** BEGIN **
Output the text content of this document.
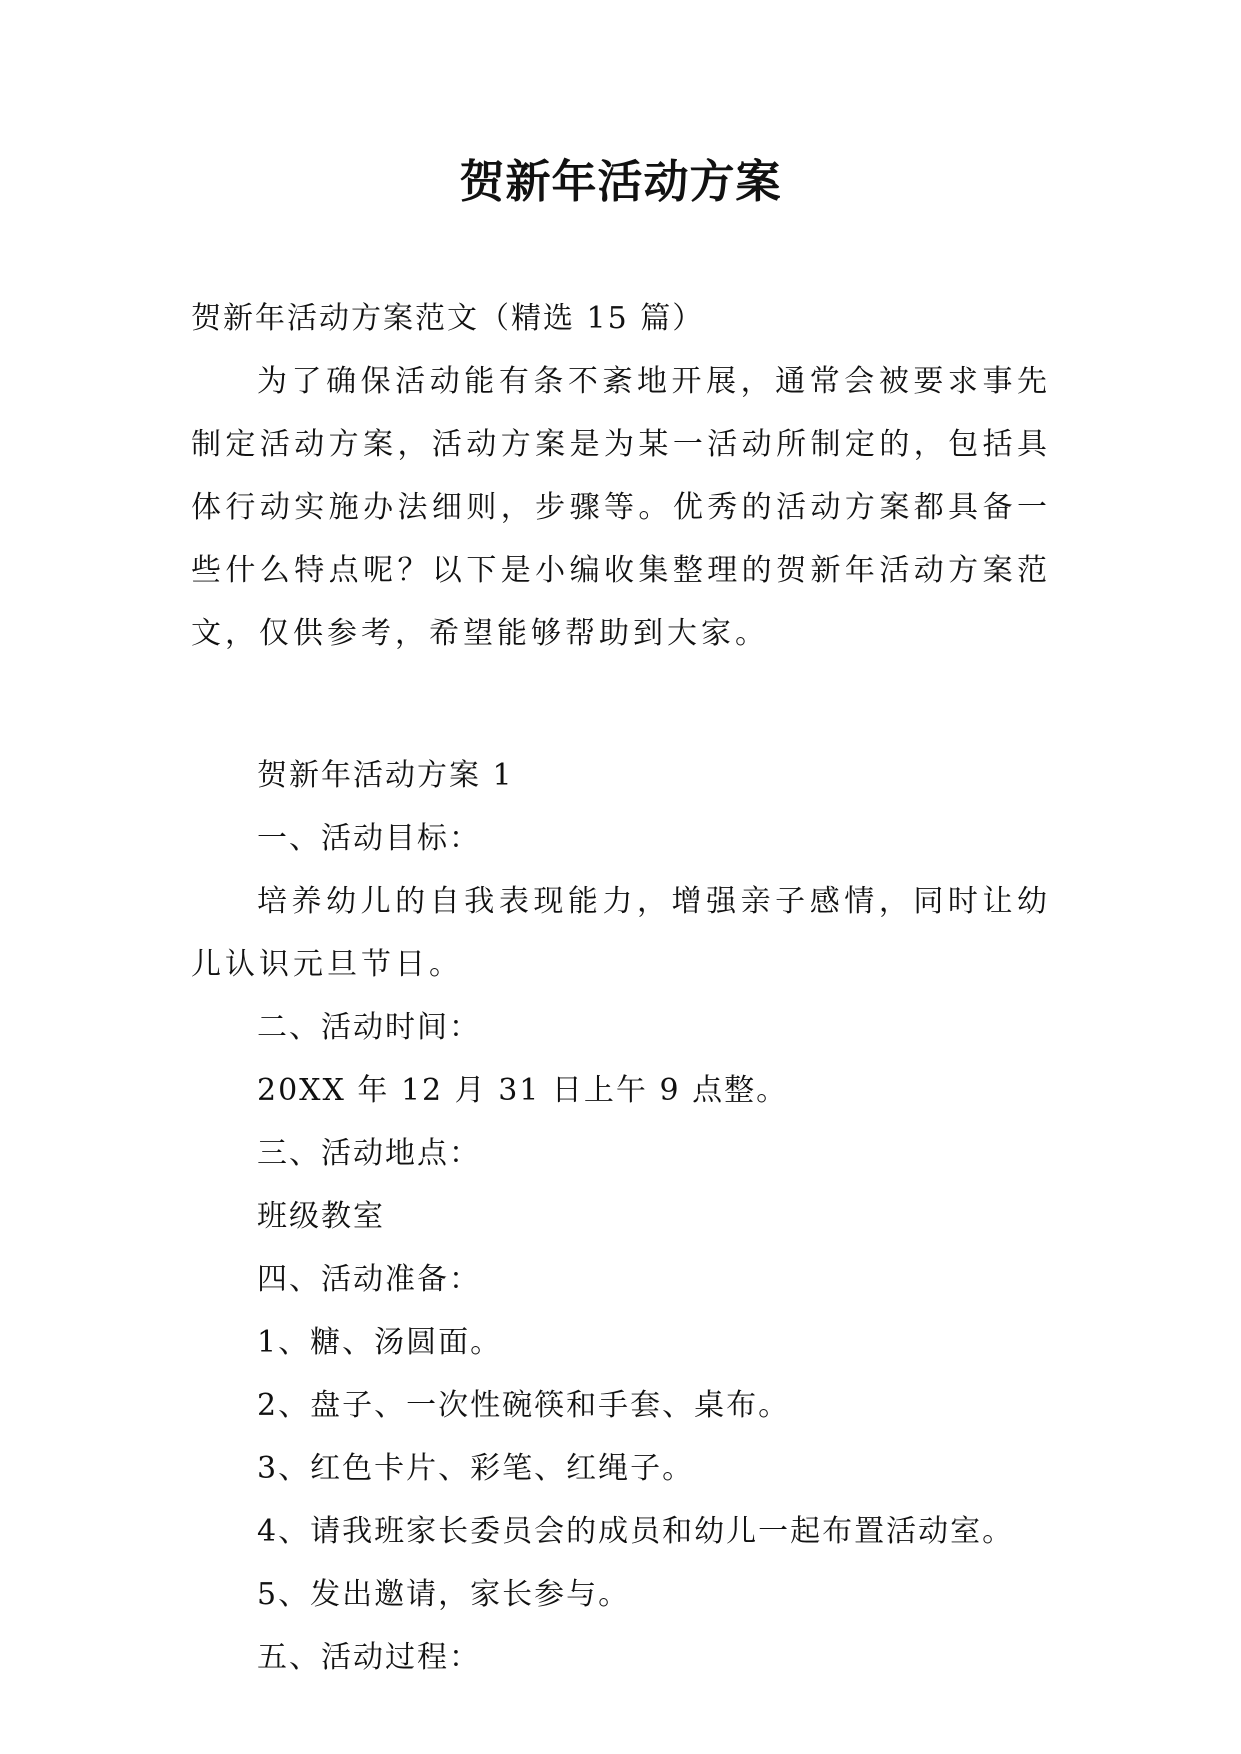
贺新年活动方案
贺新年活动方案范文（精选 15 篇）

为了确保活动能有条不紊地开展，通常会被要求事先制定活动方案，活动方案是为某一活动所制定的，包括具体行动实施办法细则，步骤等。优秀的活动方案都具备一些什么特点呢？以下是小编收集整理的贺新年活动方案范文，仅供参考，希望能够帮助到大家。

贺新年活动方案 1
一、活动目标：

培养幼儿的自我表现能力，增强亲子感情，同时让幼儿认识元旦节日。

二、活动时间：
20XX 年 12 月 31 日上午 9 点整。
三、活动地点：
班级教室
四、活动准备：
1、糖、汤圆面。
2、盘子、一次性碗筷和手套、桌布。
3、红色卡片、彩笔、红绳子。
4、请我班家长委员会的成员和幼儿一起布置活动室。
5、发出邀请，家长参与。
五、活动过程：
** END **
The request: Output every entry verbatim. Pictures do not belong in the copy.

The output:
Output the text content of this document.
贺新年活动方案
贺新年活动方案范文（精选 15 篇）

为了确保活动能有条不紊地开展，通常会被要求事先制定活动方案，活动方案是为某一活动所制定的，包括具体行动实施办法细则，步骤等。优秀的活动方案都具备一些什么特点呢？以下是小编收集整理的贺新年活动方案范文，仅供参考，希望能够帮助到大家。

贺新年活动方案 1
一、活动目标：

培养幼儿的自我表现能力，增强亲子感情，同时让幼儿认识元旦节日。

二、活动时间：
20XX 年 12 月 31 日上午 9 点整。
三、活动地点：
班级教室
四、活动准备：
1、糖、汤圆面。
2、盘子、一次性碗筷和手套、桌布。
3、红色卡片、彩笔、红绳子。
4、请我班家长委员会的成员和幼儿一起布置活动室。
5、发出邀请，家长参与。
五、活动过程：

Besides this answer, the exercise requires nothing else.